### OBJECTIVE
Where a line in the listing below contains the word "happened", copy that line.

### INFORMATION GIVEN

_ _ _ _ _ _ _

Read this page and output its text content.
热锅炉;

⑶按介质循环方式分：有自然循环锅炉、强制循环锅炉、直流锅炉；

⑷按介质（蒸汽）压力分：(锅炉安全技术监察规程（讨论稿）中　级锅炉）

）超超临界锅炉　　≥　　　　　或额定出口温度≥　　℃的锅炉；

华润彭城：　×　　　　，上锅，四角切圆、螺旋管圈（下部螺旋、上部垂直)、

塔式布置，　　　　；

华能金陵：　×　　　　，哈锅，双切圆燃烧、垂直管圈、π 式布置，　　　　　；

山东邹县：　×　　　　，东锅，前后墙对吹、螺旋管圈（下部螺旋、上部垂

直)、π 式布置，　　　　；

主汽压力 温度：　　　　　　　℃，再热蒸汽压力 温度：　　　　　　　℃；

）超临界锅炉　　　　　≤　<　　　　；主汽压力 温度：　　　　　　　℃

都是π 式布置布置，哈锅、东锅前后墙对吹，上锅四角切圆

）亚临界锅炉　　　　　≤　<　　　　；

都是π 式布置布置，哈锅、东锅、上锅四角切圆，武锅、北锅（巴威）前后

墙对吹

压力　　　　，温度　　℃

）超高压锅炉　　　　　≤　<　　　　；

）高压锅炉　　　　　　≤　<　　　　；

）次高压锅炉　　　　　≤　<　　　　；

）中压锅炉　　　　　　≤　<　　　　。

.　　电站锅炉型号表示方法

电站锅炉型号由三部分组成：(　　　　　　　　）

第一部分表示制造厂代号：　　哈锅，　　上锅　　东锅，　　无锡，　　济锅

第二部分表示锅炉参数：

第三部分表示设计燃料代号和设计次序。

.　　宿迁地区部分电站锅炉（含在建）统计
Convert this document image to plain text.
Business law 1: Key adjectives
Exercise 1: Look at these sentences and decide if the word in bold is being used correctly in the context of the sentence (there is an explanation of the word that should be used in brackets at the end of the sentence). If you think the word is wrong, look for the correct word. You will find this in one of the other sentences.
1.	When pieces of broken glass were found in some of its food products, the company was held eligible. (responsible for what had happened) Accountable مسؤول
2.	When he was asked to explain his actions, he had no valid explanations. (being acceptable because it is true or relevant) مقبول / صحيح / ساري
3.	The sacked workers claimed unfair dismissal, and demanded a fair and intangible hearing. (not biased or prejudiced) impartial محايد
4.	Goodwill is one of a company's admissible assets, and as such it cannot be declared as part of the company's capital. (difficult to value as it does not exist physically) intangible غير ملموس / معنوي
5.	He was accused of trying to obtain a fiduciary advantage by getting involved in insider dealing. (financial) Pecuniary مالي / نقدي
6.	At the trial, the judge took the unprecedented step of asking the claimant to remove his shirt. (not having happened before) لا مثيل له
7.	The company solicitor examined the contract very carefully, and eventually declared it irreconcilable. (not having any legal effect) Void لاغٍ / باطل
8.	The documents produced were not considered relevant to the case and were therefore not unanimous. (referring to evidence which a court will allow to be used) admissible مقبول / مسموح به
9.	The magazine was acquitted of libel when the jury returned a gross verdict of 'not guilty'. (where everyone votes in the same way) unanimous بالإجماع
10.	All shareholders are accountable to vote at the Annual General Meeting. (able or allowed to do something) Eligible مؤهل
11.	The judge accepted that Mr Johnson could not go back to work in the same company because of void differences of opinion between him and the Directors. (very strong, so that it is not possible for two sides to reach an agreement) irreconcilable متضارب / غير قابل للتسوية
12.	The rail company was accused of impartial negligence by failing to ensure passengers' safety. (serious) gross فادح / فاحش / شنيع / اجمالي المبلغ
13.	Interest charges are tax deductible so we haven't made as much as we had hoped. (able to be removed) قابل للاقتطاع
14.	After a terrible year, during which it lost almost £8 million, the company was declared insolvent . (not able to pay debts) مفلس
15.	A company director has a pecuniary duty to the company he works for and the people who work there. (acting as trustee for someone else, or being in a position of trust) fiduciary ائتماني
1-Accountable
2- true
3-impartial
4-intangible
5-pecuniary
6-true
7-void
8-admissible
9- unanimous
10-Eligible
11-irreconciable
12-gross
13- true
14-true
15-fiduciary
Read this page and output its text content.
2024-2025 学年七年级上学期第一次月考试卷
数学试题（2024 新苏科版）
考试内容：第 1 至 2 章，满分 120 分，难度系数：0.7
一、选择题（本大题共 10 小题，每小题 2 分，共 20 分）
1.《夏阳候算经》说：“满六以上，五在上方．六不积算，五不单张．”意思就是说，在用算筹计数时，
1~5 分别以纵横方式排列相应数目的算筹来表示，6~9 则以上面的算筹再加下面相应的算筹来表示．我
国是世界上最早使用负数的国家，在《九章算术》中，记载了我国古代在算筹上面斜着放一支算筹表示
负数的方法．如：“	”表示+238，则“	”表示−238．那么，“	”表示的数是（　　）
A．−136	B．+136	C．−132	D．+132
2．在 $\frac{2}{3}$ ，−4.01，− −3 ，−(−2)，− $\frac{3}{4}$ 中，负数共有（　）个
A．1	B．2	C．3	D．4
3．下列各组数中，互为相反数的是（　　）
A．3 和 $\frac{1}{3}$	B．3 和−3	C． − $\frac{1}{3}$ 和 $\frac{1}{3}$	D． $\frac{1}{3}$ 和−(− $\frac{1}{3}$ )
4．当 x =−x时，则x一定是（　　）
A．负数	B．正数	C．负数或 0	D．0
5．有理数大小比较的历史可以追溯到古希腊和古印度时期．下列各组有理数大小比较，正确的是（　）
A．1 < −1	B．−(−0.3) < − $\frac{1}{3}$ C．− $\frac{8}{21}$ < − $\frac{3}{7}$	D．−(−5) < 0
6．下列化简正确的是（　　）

_ _ _ _ _ _ _

### OUTPUT
1.	When pieces of broken glass were found in some of its food products, the company was held eligible. (responsible for what had happened) Accountable مسؤول
6.	At the trial, the judge took the unprecedented step of asking the claimant to remove his shirt. (not having happened before) لا مثيل له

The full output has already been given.